**GIVEN DATA:**
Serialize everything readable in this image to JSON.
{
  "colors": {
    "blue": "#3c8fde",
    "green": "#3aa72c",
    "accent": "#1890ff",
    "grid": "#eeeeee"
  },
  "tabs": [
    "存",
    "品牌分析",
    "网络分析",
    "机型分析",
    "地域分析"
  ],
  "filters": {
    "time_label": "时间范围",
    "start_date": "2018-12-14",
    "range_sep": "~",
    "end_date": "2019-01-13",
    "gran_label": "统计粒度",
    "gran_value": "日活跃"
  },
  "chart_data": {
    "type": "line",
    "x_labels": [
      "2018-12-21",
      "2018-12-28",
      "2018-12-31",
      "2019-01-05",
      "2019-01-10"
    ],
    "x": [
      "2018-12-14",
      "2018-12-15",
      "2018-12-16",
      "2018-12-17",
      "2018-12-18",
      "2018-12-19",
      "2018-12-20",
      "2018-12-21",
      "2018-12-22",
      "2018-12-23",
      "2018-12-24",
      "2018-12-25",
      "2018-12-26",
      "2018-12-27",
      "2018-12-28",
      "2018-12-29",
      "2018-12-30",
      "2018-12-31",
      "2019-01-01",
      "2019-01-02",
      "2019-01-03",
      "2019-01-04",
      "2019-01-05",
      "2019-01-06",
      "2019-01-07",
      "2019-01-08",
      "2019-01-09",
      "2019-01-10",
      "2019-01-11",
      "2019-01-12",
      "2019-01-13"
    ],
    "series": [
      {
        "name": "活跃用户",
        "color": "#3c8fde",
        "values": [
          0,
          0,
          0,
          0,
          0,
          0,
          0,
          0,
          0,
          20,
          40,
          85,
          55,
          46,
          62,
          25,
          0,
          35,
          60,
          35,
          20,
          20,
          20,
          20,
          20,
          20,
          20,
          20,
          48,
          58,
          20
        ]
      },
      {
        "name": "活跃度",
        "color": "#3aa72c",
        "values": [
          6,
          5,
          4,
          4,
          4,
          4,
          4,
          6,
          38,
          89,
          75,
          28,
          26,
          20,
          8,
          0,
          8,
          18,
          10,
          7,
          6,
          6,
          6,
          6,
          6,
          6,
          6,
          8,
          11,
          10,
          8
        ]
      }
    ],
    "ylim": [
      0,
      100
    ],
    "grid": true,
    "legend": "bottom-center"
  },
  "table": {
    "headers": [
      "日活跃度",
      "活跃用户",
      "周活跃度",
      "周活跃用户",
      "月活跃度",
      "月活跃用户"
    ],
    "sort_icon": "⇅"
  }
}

**EXERCISE GOAL:** The records above should be restated word for word, please.

**WRITTEN REPLY:**
Serialize everything readable in this image to JSON.
{
  "colors": {
    "blue": "#3c8fde",
    "green": "#3aa72c",
    "accent": "#1890ff",
    "grid": "#eeeeee"
  },
  "tabs": [
    "存",
    "品牌分析",
    "网络分析",
    "机型分析",
    "地域分析"
  ],
  "filters": {
    "time_label": "时间范围",
    "start_date": "2018-12-14",
    "range_sep": "~",
    "end_date": "2019-01-13",
    "gran_label": "统计粒度",
    "gran_value": "日活跃"
  },
  "chart_data": {
    "type": "line",
    "x_labels": [
      "2018-12-21",
      "2018-12-28",
      "2018-12-31",
      "2019-01-05",
      "2019-01-10"
    ],
    "x": [
      "2018-12-14",
      "2018-12-15",
      "2018-12-16",
      "2018-12-17",
      "2018-12-18",
      "2018-12-19",
      "2018-12-20",
      "2018-12-21",
      "2018-12-22",
      "2018-12-23",
      "2018-12-24",
      "2018-12-25",
      "2018-12-26",
      "2018-12-27",
      "2018-12-28",
      "2018-12-29",
      "2018-12-30",
      "2018-12-31",
      "2019-01-01",
      "2019-01-02",
      "2019-01-03",
      "2019-01-04",
      "2019-01-05",
      "2019-01-06",
      "2019-01-07",
      "2019-01-08",
      "2019-01-09",
      "2019-01-10",
      "2019-01-11",
      "2019-01-12",
      "2019-01-13"
    ],
    "series": [
      {
        "name": "活跃用户",
        "color": "#3c8fde",
        "values": [
          0,
          0,
          0,
          0,
          0,
          0,
          0,
          0,
          0,
          20,
          40,
          85,
          55,
          46,
          62,
          25,
          0,
          35,
          60,
          35,
          20,
          20,
          20,
          20,
          20,
          20,
          20,
          20,
          48,
          58,
          20
        ]
      },
      {
        "name": "活跃度",
        "color": "#3aa72c",
        "values": [
          6,
          5,
          4,
          4,
          4,
          4,
          4,
          6,
          38,
          89,
          75,
          28,
          26,
          20,
          8,
          0,
          8,
          18,
          10,
          7,
          6,
          6,
          6,
          6,
          6,
          6,
          6,
          8,
          11,
          10,
          8
        ]
      }
    ],
    "ylim": [
      0,
      100
    ],
    "grid": true,
    "legend": "bottom-center"
  },
  "table": {
    "headers": [
      "日活跃度",
      "活跃用户",
      "周活跃度",
      "周活跃用户",
      "月活跃度",
      "月活跃用户"
    ],
    "sort_icon": "⇅"
  }
}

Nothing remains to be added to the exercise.